(Brief) Search the material for the string "inspiré", then return every line where it is found.

Stored data
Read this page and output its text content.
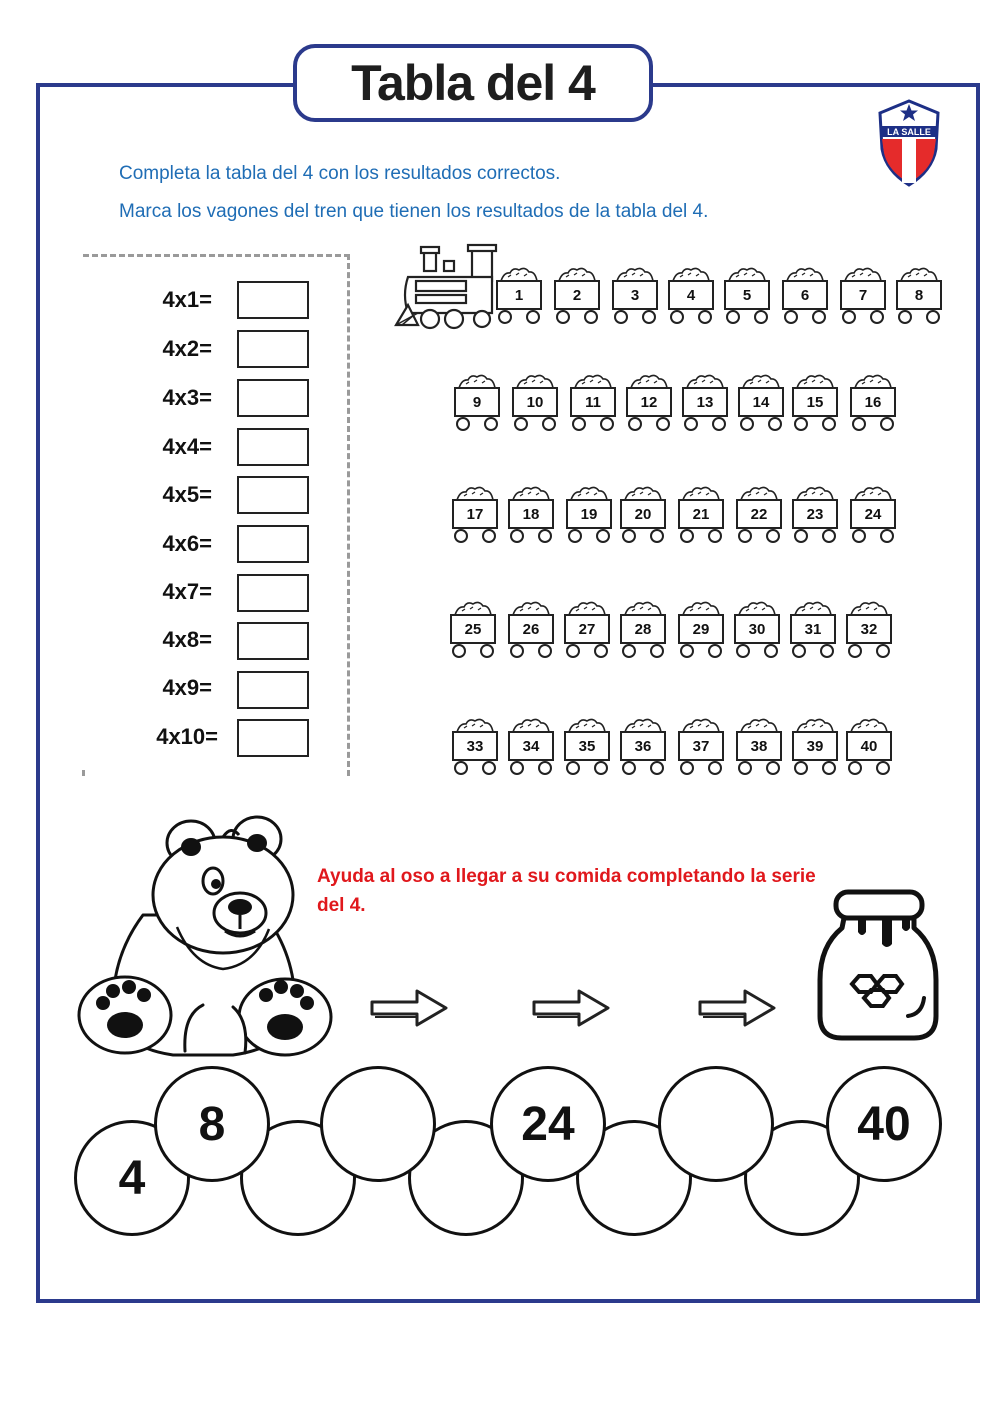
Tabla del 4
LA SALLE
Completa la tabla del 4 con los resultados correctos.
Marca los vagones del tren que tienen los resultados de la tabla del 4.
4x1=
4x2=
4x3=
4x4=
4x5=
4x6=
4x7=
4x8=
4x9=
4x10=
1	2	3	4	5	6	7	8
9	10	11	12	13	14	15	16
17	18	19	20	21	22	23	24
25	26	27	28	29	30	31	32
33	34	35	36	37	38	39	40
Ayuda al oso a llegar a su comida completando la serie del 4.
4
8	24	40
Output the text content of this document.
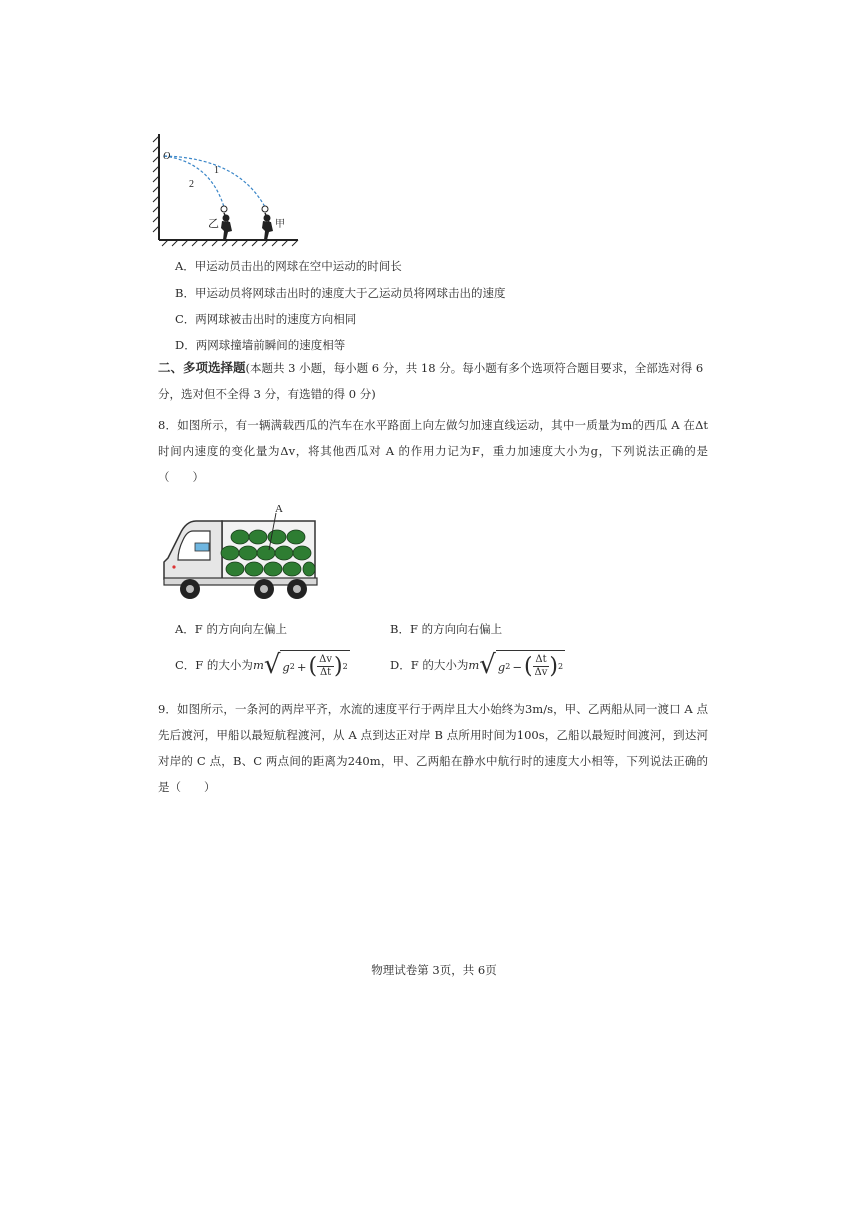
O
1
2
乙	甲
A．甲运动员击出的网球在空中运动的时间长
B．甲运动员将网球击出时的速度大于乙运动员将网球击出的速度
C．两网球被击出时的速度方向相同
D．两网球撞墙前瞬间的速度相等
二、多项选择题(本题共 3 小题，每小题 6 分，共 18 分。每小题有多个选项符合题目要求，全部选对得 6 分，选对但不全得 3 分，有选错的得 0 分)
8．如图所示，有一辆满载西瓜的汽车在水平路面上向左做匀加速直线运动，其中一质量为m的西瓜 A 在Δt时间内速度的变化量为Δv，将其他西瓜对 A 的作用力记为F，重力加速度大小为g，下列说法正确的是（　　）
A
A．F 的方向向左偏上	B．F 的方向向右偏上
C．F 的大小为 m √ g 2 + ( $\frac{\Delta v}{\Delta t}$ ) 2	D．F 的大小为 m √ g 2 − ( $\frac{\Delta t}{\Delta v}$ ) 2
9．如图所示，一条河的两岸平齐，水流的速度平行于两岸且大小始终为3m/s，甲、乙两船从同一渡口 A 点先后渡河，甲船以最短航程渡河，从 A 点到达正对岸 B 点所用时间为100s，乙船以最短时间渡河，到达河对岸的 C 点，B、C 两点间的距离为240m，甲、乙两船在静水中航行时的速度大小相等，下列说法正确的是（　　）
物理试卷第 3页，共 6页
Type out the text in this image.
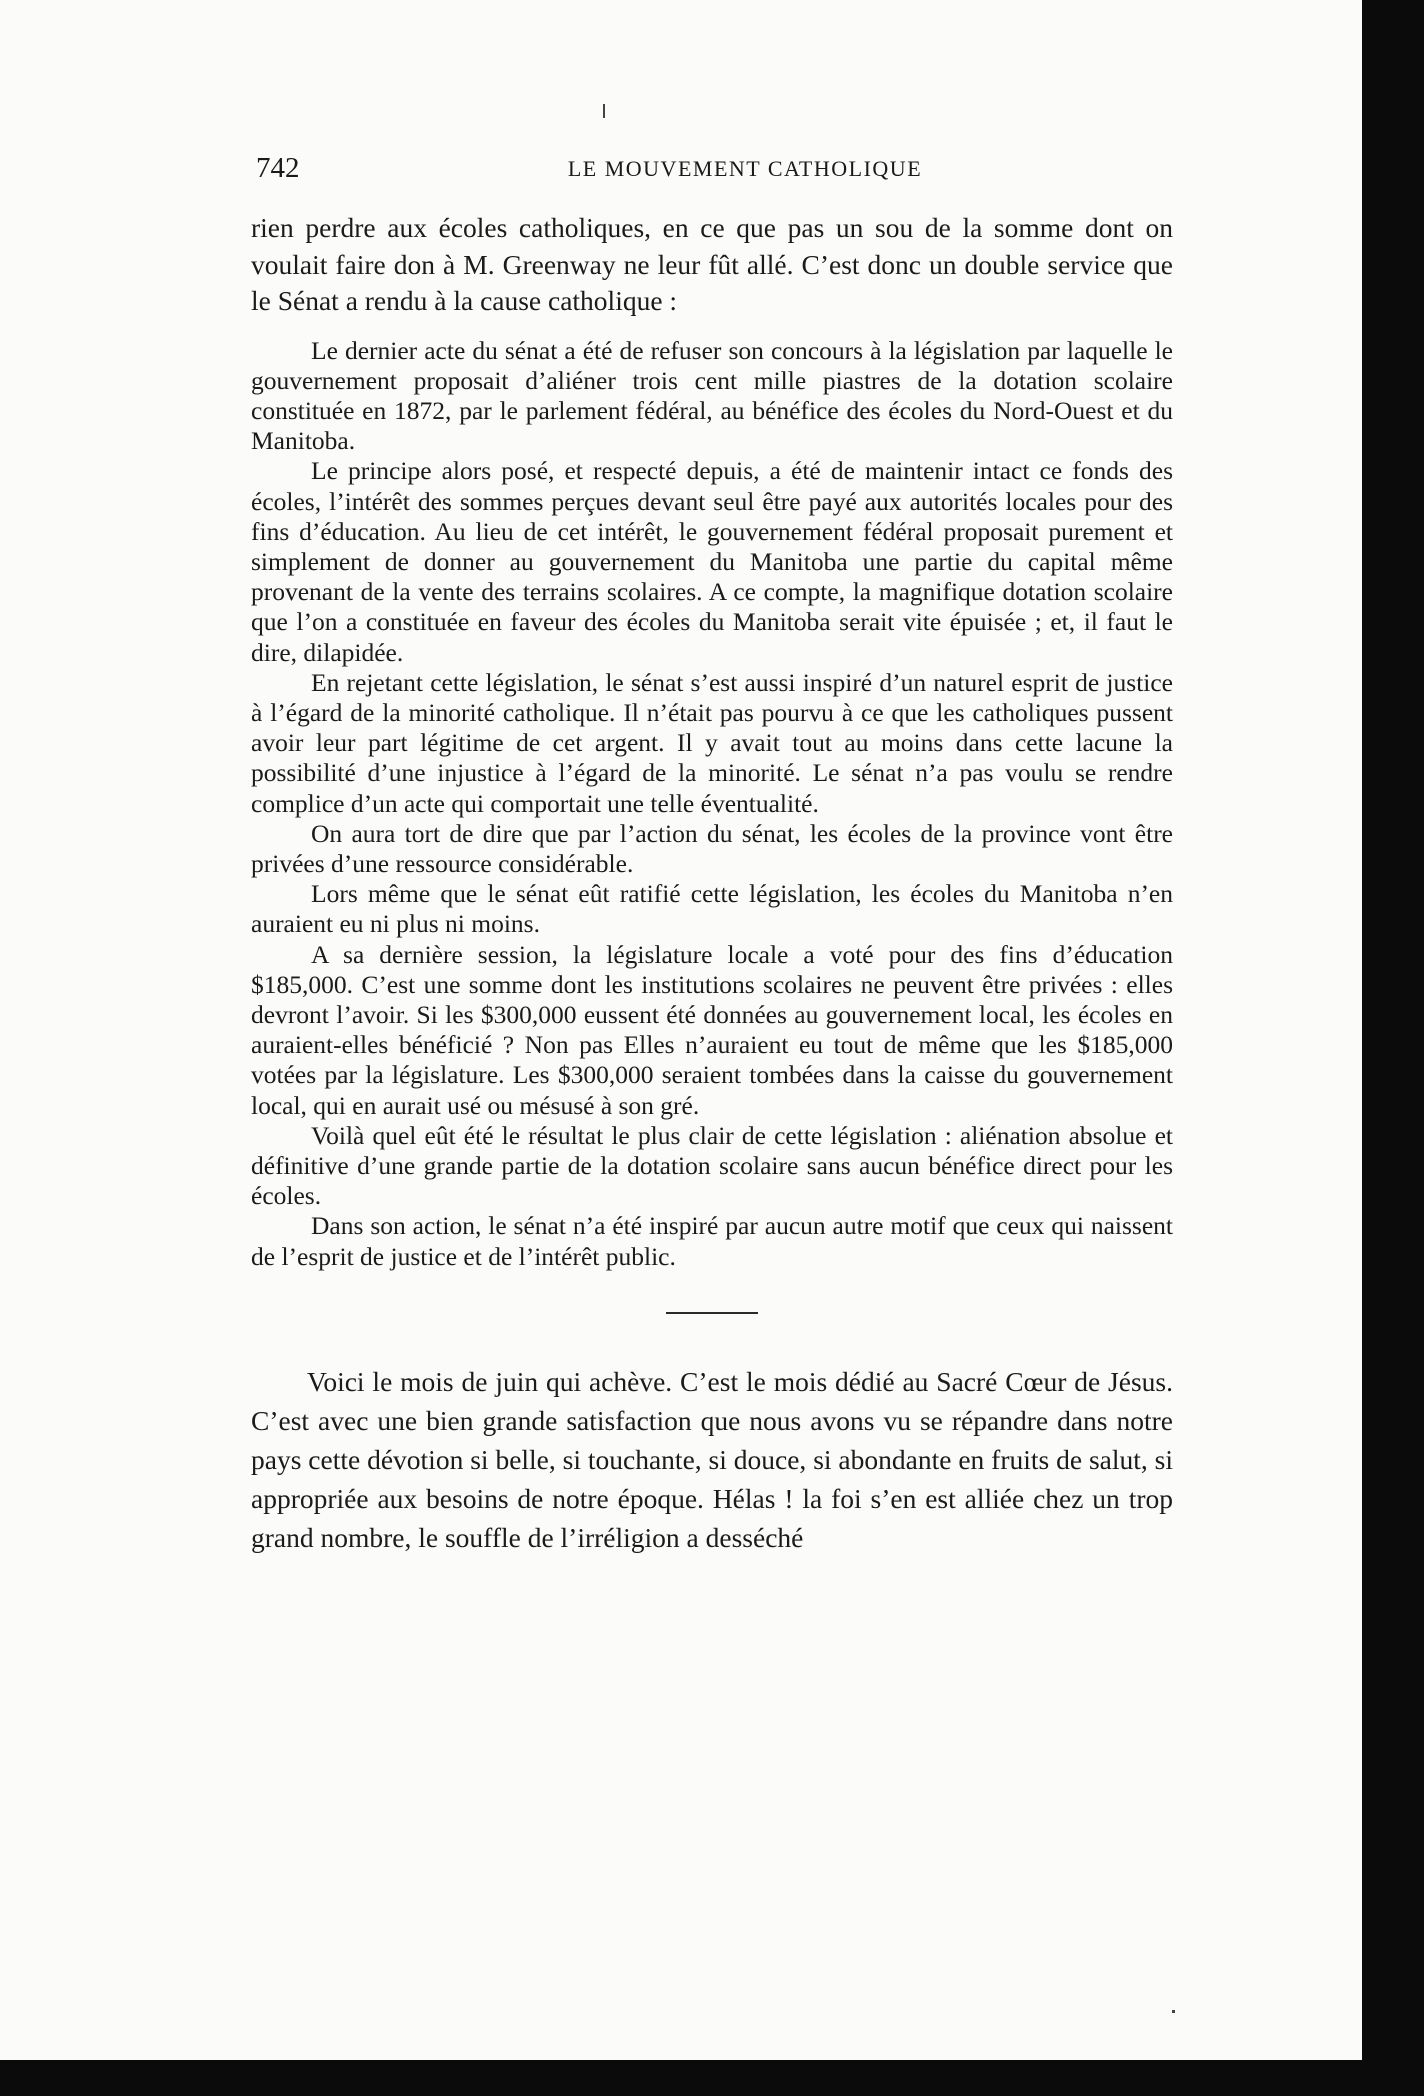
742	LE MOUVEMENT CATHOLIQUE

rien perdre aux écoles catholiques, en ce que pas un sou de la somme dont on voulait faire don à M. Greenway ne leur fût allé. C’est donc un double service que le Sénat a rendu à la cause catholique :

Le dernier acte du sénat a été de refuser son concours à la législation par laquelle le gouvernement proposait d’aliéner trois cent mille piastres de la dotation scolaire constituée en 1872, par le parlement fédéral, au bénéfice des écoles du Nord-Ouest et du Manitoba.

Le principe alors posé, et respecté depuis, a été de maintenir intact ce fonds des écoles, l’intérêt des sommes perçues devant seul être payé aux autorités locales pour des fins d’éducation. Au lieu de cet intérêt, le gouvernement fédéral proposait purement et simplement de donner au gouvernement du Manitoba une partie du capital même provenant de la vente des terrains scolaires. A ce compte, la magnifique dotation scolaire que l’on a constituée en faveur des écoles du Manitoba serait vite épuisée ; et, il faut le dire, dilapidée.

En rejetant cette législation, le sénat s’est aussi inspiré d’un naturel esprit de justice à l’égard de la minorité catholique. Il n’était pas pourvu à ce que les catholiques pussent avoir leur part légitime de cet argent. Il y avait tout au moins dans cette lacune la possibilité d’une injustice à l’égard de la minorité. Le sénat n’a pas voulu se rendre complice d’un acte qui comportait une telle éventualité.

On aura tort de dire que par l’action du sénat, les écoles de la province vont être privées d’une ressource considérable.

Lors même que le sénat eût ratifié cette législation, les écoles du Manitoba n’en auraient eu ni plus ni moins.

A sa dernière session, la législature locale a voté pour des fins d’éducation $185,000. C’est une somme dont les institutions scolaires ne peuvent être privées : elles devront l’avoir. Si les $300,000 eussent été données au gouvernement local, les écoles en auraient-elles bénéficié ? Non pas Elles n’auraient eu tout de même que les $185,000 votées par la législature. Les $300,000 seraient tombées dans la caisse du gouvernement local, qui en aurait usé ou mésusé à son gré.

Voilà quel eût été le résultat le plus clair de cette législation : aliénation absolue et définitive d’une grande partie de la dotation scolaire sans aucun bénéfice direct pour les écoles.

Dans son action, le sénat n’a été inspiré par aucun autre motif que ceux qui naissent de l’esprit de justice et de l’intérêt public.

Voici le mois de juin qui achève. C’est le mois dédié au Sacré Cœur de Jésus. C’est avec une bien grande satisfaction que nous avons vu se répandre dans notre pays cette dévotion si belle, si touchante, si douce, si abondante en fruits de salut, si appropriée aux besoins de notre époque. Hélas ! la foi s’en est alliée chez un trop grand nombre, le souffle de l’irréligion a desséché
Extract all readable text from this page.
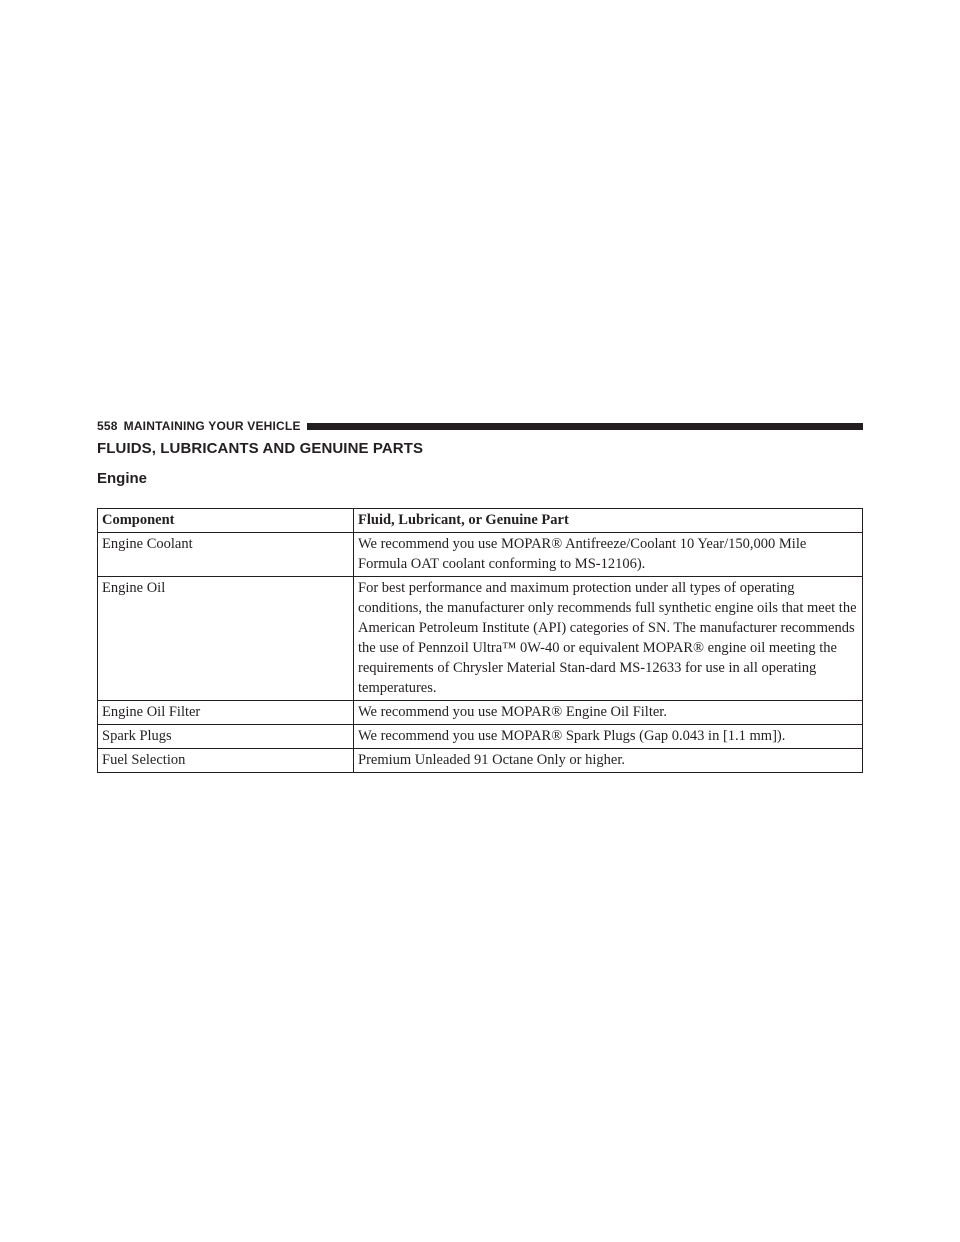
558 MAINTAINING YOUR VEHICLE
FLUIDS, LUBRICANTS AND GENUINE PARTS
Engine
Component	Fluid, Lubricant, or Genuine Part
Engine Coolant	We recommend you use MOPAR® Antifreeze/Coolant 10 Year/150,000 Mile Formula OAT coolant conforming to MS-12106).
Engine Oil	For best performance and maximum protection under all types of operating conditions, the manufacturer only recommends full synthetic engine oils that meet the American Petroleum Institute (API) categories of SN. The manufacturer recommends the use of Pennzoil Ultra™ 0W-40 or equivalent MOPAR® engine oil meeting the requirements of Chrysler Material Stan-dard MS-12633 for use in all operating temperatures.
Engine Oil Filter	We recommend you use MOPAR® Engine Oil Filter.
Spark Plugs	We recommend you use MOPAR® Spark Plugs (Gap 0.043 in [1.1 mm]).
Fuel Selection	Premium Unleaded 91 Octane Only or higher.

(Worked answer)
En rejetant cette législation, le sénat s’est aussi inspiré d’un naturel esprit de justice à l’égard de la minorité catholique. Il n’était pas pourvu à ce que les catholiques pussent avoir leur part légitime de cet argent. Il y avait tout au moins dans cette lacune la possibilité d’une injustice à l’égard de la minorité. Le sénat n’a pas voulu se rendre complice d’un acte qui comportait une telle éventualité.
Dans son action, le sénat n’a été inspiré par aucun autre motif que ceux qui naissent de l’esprit de justice et de l’intérêt public.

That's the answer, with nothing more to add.